## Exercise aim
Show all lines holding the string "times".
((
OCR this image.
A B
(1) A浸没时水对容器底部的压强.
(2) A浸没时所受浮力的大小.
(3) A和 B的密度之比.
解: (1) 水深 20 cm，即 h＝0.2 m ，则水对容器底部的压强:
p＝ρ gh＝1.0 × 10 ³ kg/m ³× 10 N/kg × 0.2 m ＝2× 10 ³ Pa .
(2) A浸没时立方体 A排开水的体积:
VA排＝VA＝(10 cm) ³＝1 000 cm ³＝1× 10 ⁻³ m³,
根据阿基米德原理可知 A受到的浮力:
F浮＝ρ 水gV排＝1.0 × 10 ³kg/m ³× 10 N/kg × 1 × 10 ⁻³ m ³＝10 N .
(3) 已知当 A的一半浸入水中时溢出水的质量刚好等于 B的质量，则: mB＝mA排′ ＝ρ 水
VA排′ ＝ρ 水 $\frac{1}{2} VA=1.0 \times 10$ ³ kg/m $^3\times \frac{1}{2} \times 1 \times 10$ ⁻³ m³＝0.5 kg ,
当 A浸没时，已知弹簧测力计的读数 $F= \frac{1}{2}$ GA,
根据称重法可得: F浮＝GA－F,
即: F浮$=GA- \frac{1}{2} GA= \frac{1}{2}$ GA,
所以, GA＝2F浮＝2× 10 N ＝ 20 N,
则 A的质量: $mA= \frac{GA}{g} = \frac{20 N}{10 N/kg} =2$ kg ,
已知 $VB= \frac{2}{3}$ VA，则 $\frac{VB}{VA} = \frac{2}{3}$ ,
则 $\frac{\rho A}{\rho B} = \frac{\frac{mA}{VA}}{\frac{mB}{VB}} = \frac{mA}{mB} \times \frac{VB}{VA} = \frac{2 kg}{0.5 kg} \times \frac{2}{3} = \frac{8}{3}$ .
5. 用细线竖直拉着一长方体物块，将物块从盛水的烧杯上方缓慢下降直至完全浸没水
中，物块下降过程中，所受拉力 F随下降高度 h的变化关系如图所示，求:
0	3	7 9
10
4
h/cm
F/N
))
## Output for this exercise
VA排′ ＝ρ 水 $\frac{1}{2} VA=1.0 \times 10$ ³ kg/m $^3\times \frac{1}{2} \times 1 \times 10$ ⁻³ m³＝0.5 kg ,
则 $\frac{\rho A}{\rho B} = \frac{\frac{mA}{VA}}{\frac{mB}{VB}} = \frac{mA}{mB} \times \frac{VB}{VA} = \frac{2 kg}{0.5 kg} \times \frac{2}{3} = \frac{8}{3}$ .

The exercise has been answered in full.